__TASK MATERIAL__.

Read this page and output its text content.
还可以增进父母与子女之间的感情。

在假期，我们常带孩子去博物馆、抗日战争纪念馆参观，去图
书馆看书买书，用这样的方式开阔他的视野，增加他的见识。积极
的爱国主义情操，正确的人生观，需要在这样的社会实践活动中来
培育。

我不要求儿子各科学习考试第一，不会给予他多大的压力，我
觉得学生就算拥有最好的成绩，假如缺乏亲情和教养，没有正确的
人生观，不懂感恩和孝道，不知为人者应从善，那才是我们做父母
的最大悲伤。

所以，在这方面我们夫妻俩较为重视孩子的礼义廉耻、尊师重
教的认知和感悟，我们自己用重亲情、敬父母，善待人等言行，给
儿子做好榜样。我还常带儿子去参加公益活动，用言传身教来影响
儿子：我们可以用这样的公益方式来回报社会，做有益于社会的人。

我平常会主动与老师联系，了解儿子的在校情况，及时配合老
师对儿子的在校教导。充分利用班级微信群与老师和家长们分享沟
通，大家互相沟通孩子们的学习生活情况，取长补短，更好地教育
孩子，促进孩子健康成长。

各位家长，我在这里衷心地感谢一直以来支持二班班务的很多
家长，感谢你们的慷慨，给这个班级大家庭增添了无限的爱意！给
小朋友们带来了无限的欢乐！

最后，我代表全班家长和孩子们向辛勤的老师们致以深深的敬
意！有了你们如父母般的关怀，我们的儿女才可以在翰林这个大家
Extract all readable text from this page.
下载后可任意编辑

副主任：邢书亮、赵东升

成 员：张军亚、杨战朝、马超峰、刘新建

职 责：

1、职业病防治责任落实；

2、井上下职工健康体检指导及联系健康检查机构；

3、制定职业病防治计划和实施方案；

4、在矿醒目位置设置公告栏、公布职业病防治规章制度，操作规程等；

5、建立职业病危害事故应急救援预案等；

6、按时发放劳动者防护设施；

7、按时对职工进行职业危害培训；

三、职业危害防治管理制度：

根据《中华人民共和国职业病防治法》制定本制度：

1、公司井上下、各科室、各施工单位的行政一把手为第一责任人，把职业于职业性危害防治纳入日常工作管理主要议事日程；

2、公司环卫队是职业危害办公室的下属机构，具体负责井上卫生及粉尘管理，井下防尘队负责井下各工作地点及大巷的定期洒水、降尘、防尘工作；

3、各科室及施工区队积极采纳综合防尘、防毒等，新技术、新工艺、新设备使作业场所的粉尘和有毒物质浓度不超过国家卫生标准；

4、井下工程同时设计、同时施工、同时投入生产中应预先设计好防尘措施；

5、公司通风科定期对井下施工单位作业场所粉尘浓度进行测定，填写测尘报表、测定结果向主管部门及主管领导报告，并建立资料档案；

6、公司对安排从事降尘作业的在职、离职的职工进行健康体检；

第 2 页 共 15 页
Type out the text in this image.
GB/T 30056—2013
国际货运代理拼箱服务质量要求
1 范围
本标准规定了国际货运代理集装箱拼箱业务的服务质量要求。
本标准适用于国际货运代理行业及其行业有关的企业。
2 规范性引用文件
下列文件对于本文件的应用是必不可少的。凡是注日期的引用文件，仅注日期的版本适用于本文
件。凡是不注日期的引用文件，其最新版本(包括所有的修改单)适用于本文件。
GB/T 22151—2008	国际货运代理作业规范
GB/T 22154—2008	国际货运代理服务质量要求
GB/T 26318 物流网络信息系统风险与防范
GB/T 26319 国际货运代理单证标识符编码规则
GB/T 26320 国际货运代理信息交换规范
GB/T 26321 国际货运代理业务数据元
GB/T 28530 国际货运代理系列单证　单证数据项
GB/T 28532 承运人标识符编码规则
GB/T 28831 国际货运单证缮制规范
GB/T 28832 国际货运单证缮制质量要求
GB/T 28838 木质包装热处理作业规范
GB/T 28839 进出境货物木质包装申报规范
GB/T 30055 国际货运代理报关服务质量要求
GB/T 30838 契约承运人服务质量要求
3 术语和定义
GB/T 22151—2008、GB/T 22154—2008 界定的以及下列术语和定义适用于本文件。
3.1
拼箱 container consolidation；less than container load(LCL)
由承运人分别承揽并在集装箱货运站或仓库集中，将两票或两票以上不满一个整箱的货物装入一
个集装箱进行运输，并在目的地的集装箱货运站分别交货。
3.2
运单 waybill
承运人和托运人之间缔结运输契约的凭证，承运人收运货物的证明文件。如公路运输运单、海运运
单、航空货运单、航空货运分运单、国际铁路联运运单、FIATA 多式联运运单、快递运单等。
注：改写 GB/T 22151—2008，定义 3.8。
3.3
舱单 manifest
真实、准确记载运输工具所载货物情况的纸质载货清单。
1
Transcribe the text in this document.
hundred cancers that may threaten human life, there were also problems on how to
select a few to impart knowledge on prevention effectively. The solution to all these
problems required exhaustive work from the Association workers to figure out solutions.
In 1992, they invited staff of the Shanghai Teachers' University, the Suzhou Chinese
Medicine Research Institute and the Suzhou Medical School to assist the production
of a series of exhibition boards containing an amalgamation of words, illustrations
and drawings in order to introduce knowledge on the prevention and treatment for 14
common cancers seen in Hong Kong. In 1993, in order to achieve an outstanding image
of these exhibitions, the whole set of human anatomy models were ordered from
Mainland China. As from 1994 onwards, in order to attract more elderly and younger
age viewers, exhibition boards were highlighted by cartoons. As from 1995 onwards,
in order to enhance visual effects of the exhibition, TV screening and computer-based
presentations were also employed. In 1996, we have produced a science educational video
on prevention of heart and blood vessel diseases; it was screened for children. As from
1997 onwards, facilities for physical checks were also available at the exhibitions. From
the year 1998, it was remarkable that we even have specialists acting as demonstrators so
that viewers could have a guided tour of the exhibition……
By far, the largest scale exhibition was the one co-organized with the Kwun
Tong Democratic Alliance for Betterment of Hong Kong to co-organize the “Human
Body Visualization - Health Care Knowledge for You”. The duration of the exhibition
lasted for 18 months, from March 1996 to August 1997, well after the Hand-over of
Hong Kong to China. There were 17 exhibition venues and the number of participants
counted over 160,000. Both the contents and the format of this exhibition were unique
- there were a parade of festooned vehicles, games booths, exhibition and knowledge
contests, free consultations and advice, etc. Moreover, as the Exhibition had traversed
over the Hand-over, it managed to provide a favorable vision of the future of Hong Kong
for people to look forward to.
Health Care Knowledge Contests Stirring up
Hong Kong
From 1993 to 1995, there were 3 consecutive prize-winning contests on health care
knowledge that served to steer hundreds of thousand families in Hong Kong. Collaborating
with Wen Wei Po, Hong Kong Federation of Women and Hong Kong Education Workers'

__WRITTEN PROBLEM__. Identify the lines in the entries above that contain "page", then copy them out.

__WRITTEN REPLY__.
Read this page and output its text content.
Extract all readable text from this page.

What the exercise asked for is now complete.